→ Dataset listings of figures:
'''

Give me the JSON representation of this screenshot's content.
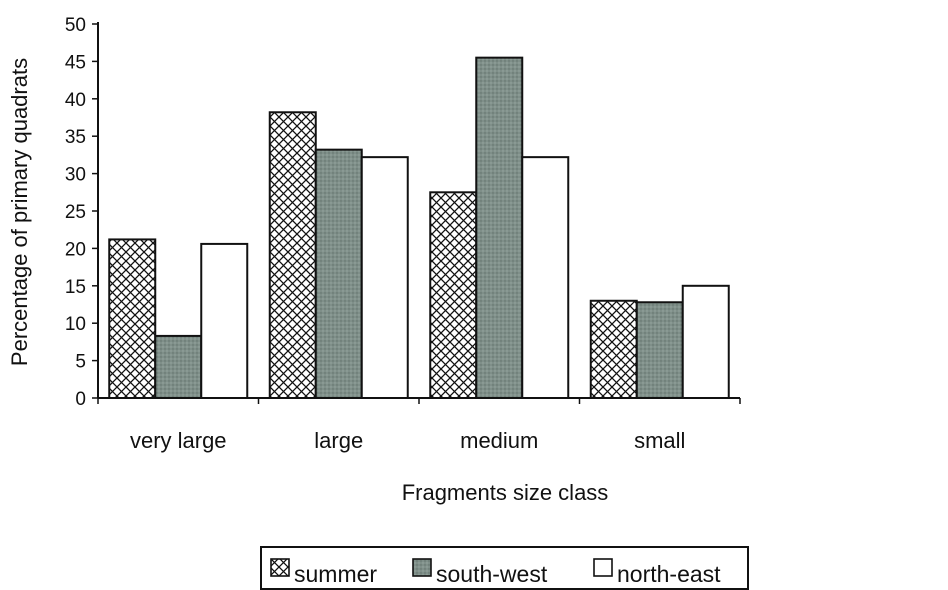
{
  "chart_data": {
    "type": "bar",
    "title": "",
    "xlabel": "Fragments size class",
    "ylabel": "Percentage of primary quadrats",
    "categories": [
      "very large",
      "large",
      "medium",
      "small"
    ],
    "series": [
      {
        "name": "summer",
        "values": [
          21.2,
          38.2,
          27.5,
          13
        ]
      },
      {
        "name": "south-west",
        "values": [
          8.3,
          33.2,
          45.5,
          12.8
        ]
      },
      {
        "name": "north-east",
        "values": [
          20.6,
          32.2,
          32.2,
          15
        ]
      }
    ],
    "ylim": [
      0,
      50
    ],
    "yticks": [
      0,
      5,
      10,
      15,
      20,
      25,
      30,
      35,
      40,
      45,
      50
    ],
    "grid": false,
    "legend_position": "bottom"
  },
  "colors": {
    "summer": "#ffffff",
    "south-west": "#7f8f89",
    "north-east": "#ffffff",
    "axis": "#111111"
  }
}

'''

→ What to do: Leave the images out and output the remaining material exactly as it stands.

→ The response:
Give me the JSON representation of this screenshot's content.
{
  "chart_data": {
    "type": "bar",
    "title": "",
    "xlabel": "Fragments size class",
    "ylabel": "Percentage of primary quadrats",
    "categories": [
      "very large",
      "large",
      "medium",
      "small"
    ],
    "series": [
      {
        "name": "summer",
        "values": [
          21.2,
          38.2,
          27.5,
          13
        ]
      },
      {
        "name": "south-west",
        "values": [
          8.3,
          33.2,
          45.5,
          12.8
        ]
      },
      {
        "name": "north-east",
        "values": [
          20.6,
          32.2,
          32.2,
          15
        ]
      }
    ],
    "ylim": [
      0,
      50
    ],
    "yticks": [
      0,
      5,
      10,
      15,
      20,
      25,
      30,
      35,
      40,
      45,
      50
    ],
    "grid": false,
    "legend_position": "bottom"
  },
  "colors": {
    "summer": "#ffffff",
    "south-west": "#7f8f89",
    "north-east": "#ffffff",
    "axis": "#111111"
  }
}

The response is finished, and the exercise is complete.